• **Pedido 1**
No texto sobre participação e legitimidade, a que conduz, segundo Luhmann, qualquer tentativa de ligar a legitimidade à participação dos cidadãos?
• **Pedido 2**
Resuma de forma mais breve o parágrafo do texto sobre participação e legitimidade que começa por "Atente-se, além disso", mantendo os factos principais.
• **Pedido 3**
Prossiga o texto sobre participação e legitimidade a partir da última frase apresentada.

• **Texto fornecido**
>>>

PARTICIPAÇÃO E LEGITIMIDADE

António Mesquita


"Luhmann expressamente classifica o emparelhamento das "ideias gémeas" de legitimação e participação de "desastre", e afirma que qualquer tentativa de ligar a legitimidade à participação dos cidadãos conduz necessariamente a uma sobrecarga burocrática do estado."


("Niklas Luhmann's Theory of Law and Politics" de Michael King e Chris Thornhill)



Depois das últimas eleições europeias e, entre nós, da massiva abstenção, de parecer, em alguns casos, que o radicalismo de direita se mostrou o mais motivado para votar, a tese de Niklas Luhmann é uma ideia ao mesmo tempo provocante e tranquilizadora, porquanto dela se pode deduzir que os regimes não são mais legítimos por serem mais votados e "participados".

Atente-se, além disso, que no mundo global das comunicações, o impacto de certas opiniões (podem tratar-se de meras superstições ou preconceitos) sobre as decisões dos governos e actores políticos e, no final de contas, sobre a vida das pessoas, põe em causa a própria noção de "representatividade", a qual deixa de se referir ao universo dos cidadãos sujeitos de uma vontade, para se medir pelas contingências da comunicação social e pelos "likes" das redes digitais, ou pelo seu efeito sobre a ecologia dum pressuposto consenso.

<<<

• **Dados apresentados**
>>>

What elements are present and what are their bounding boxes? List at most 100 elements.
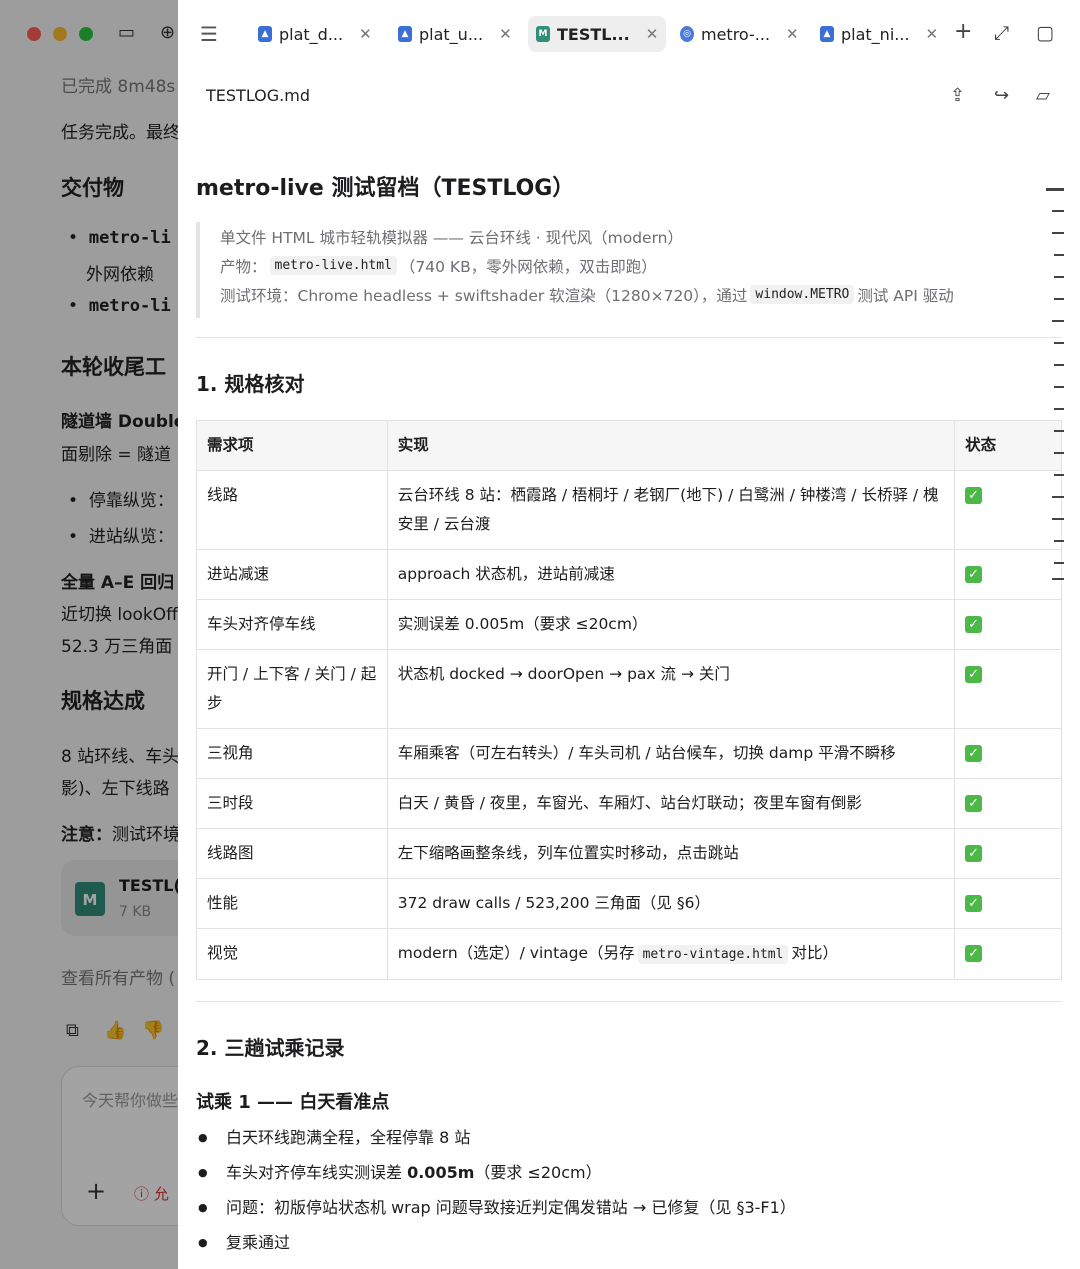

<<<

• **Resposta 1**
Conduz necessariamente a uma sobrecarga burocrática do estado.

• **Resposta 2**
No mundo global das comunicações, o impacto de certas opiniões, por vezes meras superstições ou preconceitos, sobre as decisões políticas e a vida das pessoas põe em causa a noção de "representatividade". Esta deixa de se referir ao universo dos cidadãos com vontade própria e passa a medir-se pelas contingências da comunicação social, pelos "likes" das redes digitais ou pelo efeito sobre um pressuposto consenso.

• **Resposta 3**
A ideia de sistema, na sociologia de Luhmann, inspira-se na autonomia dos seres vivos e na sua auto-reprodução ("autopoiesis"*), nas suas trocas com os outros sistemas e o meio ambiente, sempre em função da sua forma "orgânica" e da sua estrutura interna. 

As implicações do conceito são, se é possível, ainda mais importantes numa sociedade em que predominam os sistemas de comunicação. Dizer isto é, entre outras coisas, pôr em causa a ideia de uma "sobredeterminação em última instância" da economia. O que nos mostra a realidade de todos os dias é, de facto, quer nos movimentos sociais recentes, como é o caso dos 'Coletes Amarelos', em França, quer no das ideias em voga como a da 'Mudança Climática', é que os sistemas de comunicação têm regras que tanto a razão como a economia desconhecem.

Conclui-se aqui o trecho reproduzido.